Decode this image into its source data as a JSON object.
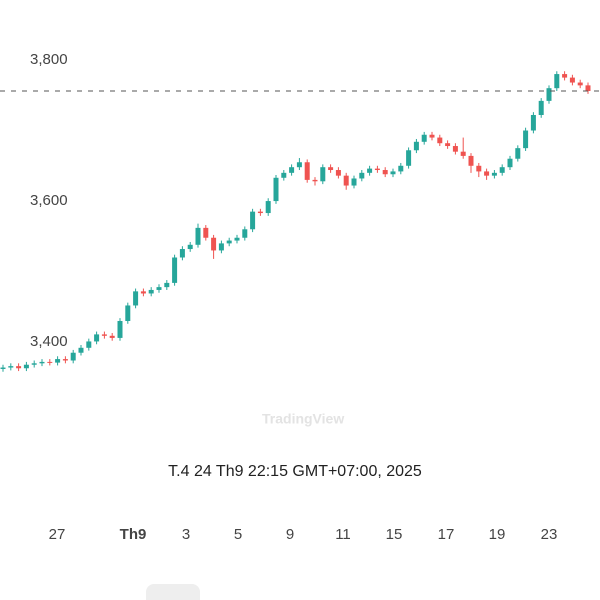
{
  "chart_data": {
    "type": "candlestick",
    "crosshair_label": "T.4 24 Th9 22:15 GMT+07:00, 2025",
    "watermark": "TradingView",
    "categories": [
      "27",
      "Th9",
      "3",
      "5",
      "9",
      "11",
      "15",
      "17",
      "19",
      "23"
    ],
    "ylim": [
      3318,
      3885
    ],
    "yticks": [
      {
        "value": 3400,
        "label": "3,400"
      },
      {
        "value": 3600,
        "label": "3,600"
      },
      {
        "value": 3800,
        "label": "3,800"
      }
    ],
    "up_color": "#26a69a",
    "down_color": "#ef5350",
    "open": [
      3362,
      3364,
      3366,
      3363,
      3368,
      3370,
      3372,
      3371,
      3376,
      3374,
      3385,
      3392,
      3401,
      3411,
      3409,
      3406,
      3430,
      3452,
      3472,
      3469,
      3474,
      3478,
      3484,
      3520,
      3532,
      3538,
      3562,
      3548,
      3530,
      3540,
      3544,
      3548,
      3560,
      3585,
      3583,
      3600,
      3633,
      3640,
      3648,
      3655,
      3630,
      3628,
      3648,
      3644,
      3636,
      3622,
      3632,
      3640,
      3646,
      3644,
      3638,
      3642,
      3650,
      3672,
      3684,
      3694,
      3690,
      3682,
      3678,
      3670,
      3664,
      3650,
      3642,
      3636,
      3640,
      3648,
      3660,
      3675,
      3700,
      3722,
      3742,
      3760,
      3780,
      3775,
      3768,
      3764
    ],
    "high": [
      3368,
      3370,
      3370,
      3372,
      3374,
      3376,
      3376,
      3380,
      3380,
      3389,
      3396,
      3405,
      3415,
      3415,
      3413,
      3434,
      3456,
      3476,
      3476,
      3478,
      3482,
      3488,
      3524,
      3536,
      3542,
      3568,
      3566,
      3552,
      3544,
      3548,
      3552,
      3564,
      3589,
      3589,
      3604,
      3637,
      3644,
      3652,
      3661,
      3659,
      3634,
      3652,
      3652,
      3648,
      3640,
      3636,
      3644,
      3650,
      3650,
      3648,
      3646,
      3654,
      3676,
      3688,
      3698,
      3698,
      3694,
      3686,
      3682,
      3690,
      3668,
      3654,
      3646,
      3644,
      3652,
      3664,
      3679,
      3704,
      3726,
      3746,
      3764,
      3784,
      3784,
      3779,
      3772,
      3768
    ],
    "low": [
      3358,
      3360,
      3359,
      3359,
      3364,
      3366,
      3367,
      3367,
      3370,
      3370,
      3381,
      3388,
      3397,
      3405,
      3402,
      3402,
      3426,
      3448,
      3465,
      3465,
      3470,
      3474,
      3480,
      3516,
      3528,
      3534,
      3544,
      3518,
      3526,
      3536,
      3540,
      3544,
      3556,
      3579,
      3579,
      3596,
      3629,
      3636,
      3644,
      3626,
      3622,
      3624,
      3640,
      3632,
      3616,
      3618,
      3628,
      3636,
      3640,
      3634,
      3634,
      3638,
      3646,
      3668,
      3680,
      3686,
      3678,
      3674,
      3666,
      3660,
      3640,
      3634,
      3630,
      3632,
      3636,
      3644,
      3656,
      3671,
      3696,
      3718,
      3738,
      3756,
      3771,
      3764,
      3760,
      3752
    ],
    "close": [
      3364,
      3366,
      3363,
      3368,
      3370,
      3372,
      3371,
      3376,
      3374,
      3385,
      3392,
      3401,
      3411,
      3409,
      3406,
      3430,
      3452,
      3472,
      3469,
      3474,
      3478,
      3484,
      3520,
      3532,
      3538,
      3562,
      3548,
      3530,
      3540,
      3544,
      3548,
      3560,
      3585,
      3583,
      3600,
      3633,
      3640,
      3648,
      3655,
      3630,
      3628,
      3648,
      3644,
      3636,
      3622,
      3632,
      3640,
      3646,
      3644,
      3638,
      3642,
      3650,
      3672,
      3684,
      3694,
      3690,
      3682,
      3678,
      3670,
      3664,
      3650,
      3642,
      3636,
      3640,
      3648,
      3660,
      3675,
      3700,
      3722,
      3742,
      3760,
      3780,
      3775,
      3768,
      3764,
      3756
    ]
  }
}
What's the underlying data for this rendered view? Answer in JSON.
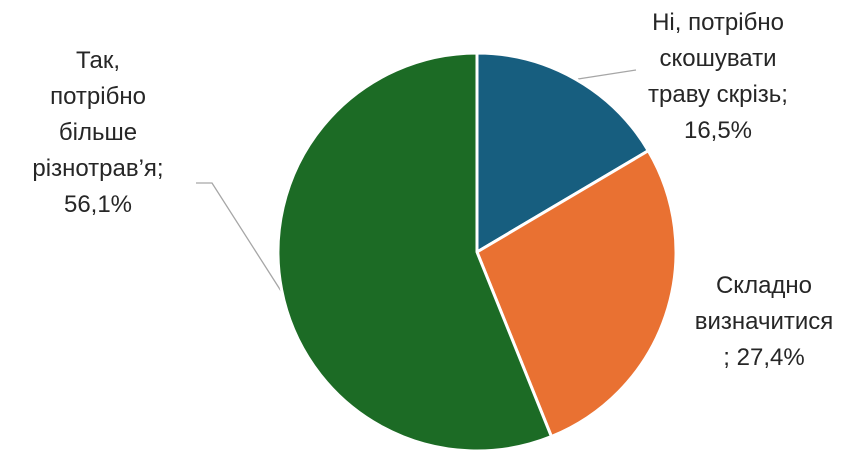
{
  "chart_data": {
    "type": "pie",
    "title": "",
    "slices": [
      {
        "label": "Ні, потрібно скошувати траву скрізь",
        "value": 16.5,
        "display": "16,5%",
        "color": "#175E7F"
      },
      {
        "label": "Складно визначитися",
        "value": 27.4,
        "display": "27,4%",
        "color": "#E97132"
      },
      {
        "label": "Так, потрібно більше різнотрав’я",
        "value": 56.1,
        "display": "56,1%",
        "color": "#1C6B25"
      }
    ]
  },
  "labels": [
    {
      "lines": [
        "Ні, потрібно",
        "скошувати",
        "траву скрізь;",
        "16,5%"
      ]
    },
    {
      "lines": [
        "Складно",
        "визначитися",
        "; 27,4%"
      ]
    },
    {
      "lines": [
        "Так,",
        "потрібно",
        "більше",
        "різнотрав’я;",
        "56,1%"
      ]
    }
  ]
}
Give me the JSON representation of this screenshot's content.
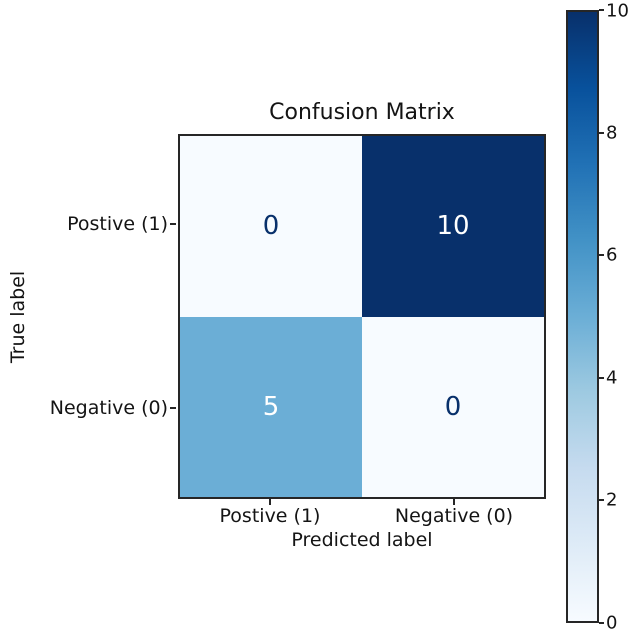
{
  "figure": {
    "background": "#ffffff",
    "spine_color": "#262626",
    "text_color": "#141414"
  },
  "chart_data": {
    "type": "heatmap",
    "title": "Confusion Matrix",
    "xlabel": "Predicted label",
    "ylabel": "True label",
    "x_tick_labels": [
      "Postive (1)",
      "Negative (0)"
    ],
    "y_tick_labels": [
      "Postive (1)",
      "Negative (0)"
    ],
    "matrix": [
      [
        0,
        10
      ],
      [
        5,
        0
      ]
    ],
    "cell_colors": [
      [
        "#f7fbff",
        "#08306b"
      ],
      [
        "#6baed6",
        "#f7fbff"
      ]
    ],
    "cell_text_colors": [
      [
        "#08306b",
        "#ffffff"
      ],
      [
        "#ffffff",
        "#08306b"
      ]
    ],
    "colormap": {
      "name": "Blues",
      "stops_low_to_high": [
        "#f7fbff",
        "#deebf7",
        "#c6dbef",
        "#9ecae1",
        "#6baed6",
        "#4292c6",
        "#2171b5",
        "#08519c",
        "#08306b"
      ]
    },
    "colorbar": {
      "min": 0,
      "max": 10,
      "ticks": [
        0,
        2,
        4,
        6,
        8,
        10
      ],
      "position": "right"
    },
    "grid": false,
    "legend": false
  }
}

PROMPT: Give the count of lines in the listing that hold the word "траву", with no other text.

RIGHT ANSWER: 2